What the task requires — Return all lines in the material below that contain "color".

======== Exercise material

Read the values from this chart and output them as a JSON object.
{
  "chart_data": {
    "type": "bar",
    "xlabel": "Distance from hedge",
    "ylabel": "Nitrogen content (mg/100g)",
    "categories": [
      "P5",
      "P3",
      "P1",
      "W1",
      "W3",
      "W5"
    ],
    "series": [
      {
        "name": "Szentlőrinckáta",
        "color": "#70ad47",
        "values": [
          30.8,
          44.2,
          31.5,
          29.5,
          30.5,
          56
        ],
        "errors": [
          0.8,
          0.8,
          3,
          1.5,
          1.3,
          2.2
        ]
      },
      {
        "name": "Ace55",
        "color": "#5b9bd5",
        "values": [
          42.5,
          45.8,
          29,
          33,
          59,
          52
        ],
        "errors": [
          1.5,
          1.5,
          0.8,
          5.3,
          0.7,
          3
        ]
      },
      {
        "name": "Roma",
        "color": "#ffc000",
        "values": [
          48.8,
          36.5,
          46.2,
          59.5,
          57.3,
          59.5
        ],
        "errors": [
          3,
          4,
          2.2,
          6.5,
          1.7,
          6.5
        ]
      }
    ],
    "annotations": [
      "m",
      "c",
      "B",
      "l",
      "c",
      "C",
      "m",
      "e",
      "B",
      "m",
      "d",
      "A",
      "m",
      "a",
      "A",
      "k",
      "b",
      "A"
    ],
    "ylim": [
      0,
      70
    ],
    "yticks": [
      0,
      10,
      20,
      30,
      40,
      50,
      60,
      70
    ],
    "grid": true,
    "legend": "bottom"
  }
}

================

The completed task —
        "color": "#70ad47",
        "color": "#5b9bd5",
        "color": "#ffc000",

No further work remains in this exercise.